THE EXERCISE:
Write out the records again, exactly, leaving none out.

(Data entries)
(begin)

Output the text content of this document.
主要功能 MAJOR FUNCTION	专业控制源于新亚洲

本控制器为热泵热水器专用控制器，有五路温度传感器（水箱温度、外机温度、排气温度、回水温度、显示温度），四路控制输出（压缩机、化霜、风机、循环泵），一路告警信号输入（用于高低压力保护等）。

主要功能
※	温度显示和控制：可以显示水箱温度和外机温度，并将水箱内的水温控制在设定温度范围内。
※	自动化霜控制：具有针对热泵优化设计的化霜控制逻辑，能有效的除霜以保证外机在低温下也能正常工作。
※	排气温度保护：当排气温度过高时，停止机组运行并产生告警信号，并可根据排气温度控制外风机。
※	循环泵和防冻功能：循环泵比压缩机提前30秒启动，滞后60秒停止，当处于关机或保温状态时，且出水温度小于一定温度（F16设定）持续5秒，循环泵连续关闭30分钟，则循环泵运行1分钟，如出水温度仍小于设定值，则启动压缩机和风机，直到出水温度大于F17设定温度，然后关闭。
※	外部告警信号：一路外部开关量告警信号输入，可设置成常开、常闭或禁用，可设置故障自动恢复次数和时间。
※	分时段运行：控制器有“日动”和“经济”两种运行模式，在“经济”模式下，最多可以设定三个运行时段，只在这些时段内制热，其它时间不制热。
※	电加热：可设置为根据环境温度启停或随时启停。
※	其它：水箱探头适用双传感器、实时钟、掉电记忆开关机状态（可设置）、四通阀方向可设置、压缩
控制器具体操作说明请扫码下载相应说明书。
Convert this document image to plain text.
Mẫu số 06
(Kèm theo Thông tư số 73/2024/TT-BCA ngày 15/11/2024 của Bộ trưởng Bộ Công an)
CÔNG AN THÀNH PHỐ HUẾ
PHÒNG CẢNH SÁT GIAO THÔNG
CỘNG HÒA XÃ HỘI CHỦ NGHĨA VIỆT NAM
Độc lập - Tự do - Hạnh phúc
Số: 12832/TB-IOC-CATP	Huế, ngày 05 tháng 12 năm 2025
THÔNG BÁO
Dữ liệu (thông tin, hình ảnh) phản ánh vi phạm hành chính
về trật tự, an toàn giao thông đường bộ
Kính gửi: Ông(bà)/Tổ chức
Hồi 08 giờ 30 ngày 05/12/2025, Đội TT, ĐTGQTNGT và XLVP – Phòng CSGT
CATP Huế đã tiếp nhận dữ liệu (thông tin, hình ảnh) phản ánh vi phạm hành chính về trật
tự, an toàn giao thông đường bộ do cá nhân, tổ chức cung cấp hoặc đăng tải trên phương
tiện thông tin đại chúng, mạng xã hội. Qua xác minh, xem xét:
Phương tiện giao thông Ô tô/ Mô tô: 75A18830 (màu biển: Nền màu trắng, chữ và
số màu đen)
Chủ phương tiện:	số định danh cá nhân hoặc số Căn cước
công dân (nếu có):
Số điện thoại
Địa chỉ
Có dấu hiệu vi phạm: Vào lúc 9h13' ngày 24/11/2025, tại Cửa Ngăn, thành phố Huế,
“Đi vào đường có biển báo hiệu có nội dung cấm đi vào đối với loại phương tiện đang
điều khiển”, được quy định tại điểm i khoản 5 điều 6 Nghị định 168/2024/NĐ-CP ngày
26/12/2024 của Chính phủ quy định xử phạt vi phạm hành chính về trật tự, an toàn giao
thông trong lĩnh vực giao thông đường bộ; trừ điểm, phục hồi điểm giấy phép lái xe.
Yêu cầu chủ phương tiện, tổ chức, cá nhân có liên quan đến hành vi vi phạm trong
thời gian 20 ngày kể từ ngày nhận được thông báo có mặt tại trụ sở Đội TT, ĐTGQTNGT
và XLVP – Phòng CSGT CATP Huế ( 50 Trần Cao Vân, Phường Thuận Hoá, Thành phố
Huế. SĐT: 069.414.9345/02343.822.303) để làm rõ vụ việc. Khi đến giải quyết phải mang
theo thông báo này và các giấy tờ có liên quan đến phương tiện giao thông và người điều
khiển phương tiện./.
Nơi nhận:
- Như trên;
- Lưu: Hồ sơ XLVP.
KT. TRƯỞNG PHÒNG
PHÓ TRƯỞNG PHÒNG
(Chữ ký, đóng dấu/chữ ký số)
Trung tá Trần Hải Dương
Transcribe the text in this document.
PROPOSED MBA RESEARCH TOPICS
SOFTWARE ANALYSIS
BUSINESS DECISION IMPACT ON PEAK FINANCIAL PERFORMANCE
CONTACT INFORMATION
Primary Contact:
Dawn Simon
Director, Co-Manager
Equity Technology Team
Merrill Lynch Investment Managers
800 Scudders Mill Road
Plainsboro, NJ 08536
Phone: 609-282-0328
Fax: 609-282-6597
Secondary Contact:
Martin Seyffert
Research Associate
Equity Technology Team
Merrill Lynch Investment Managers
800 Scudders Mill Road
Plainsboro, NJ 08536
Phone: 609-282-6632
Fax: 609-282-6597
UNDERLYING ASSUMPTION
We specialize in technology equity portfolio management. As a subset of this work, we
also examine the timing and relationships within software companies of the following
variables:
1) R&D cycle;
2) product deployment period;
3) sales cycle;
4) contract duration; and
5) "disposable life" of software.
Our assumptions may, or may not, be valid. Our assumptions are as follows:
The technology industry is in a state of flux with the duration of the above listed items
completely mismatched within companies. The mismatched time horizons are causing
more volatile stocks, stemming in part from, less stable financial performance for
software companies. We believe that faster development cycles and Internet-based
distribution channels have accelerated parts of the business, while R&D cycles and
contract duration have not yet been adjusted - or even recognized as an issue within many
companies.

(end)

ANSWER FOR THIS EXERCISE:
Output the text content of this document.
主要功能 MAJOR FUNCTION	专业控制源于新亚洲

本控制器为热泵热水器专用控制器，有五路温度传感器（水箱温度、外机温度、排气温度、回水温度、显示温度），四路控制输出（压缩机、化霜、风机、循环泵），一路告警信号输入（用于高低压力保护等）。

主要功能
※	温度显示和控制：可以显示水箱温度和外机温度，并将水箱内的水温控制在设定温度范围内。
※	自动化霜控制：具有针对热泵优化设计的化霜控制逻辑，能有效的除霜以保证外机在低温下也能正常工作。
※	排气温度保护：当排气温度过高时，停止机组运行并产生告警信号，并可根据排气温度控制外风机。
※	循环泵和防冻功能：循环泵比压缩机提前30秒启动，滞后60秒停止，当处于关机或保温状态时，且出水温度小于一定温度（F16设定）持续5秒，循环泵连续关闭30分钟，则循环泵运行1分钟，如出水温度仍小于设定值，则启动压缩机和风机，直到出水温度大于F17设定温度，然后关闭。
※	外部告警信号：一路外部开关量告警信号输入，可设置成常开、常闭或禁用，可设置故障自动恢复次数和时间。
※	分时段运行：控制器有“日动”和“经济”两种运行模式，在“经济”模式下，最多可以设定三个运行时段，只在这些时段内制热，其它时间不制热。
※	电加热：可设置为根据环境温度启停或随时启停。
※	其它：水箱探头适用双传感器、实时钟、掉电记忆开关机状态（可设置）、四通阀方向可设置、压缩
控制器具体操作说明请扫码下载相应说明书。
Convert this document image to plain text.
Mẫu số 06
(Kèm theo Thông tư số 73/2024/TT-BCA ngày 15/11/2024 của Bộ trưởng Bộ Công an)
CÔNG AN THÀNH PHỐ HUẾ
PHÒNG CẢNH SÁT GIAO THÔNG
CỘNG HÒA XÃ HỘI CHỦ NGHĨA VIỆT NAM
Độc lập - Tự do - Hạnh phúc
Số: 12832/TB-IOC-CATP	Huế, ngày 05 tháng 12 năm 2025
THÔNG BÁO
Dữ liệu (thông tin, hình ảnh) phản ánh vi phạm hành chính
về trật tự, an toàn giao thông đường bộ
Kính gửi: Ông(bà)/Tổ chức
Hồi 08 giờ 30 ngày 05/12/2025, Đội TT, ĐTGQTNGT và XLVP – Phòng CSGT
CATP Huế đã tiếp nhận dữ liệu (thông tin, hình ảnh) phản ánh vi phạm hành chính về trật
tự, an toàn giao thông đường bộ do cá nhân, tổ chức cung cấp hoặc đăng tải trên phương
tiện thông tin đại chúng, mạng xã hội. Qua xác minh, xem xét:
Phương tiện giao thông Ô tô/ Mô tô: 75A18830 (màu biển: Nền màu trắng, chữ và
số màu đen)
Chủ phương tiện:	số định danh cá nhân hoặc số Căn cước
công dân (nếu có):
Số điện thoại
Địa chỉ
Có dấu hiệu vi phạm: Vào lúc 9h13' ngày 24/11/2025, tại Cửa Ngăn, thành phố Huế,
“Đi vào đường có biển báo hiệu có nội dung cấm đi vào đối với loại phương tiện đang
điều khiển”, được quy định tại điểm i khoản 5 điều 6 Nghị định 168/2024/NĐ-CP ngày
26/12/2024 của Chính phủ quy định xử phạt vi phạm hành chính về trật tự, an toàn giao
thông trong lĩnh vực giao thông đường bộ; trừ điểm, phục hồi điểm giấy phép lái xe.
Yêu cầu chủ phương tiện, tổ chức, cá nhân có liên quan đến hành vi vi phạm trong
thời gian 20 ngày kể từ ngày nhận được thông báo có mặt tại trụ sở Đội TT, ĐTGQTNGT
và XLVP – Phòng CSGT CATP Huế ( 50 Trần Cao Vân, Phường Thuận Hoá, Thành phố
Huế. SĐT: 069.414.9345/02343.822.303) để làm rõ vụ việc. Khi đến giải quyết phải mang
theo thông báo này và các giấy tờ có liên quan đến phương tiện giao thông và người điều
khiển phương tiện./.
Nơi nhận:
- Như trên;
- Lưu: Hồ sơ XLVP.
KT. TRƯỞNG PHÒNG
PHÓ TRƯỞNG PHÒNG
(Chữ ký, đóng dấu/chữ ký số)
Trung tá Trần Hải Dương
Transcribe the text in this document.
PROPOSED MBA RESEARCH TOPICS
SOFTWARE ANALYSIS
BUSINESS DECISION IMPACT ON PEAK FINANCIAL PERFORMANCE
CONTACT INFORMATION
Primary Contact:
Dawn Simon
Director, Co-Manager
Equity Technology Team
Merrill Lynch Investment Managers
800 Scudders Mill Road
Plainsboro, NJ 08536
Phone: 609-282-0328
Fax: 609-282-6597
Secondary Contact:
Martin Seyffert
Research Associate
Equity Technology Team
Merrill Lynch Investment Managers
800 Scudders Mill Road
Plainsboro, NJ 08536
Phone: 609-282-6632
Fax: 609-282-6597
UNDERLYING ASSUMPTION
We specialize in technology equity portfolio management. As a subset of this work, we
also examine the timing and relationships within software companies of the following
variables:
1) R&D cycle;
2) product deployment period;
3) sales cycle;
4) contract duration; and
5) "disposable life" of software.
Our assumptions may, or may not, be valid. Our assumptions are as follows:
The technology industry is in a state of flux with the duration of the above listed items
completely mismatched within companies. The mismatched time horizons are causing
more volatile stocks, stemming in part from, less stable financial performance for
software companies. We believe that faster development cycles and Internet-based
distribution channels have accelerated parts of the business, while R&D cycles and
contract duration have not yet been adjusted - or even recognized as an issue within many
companies.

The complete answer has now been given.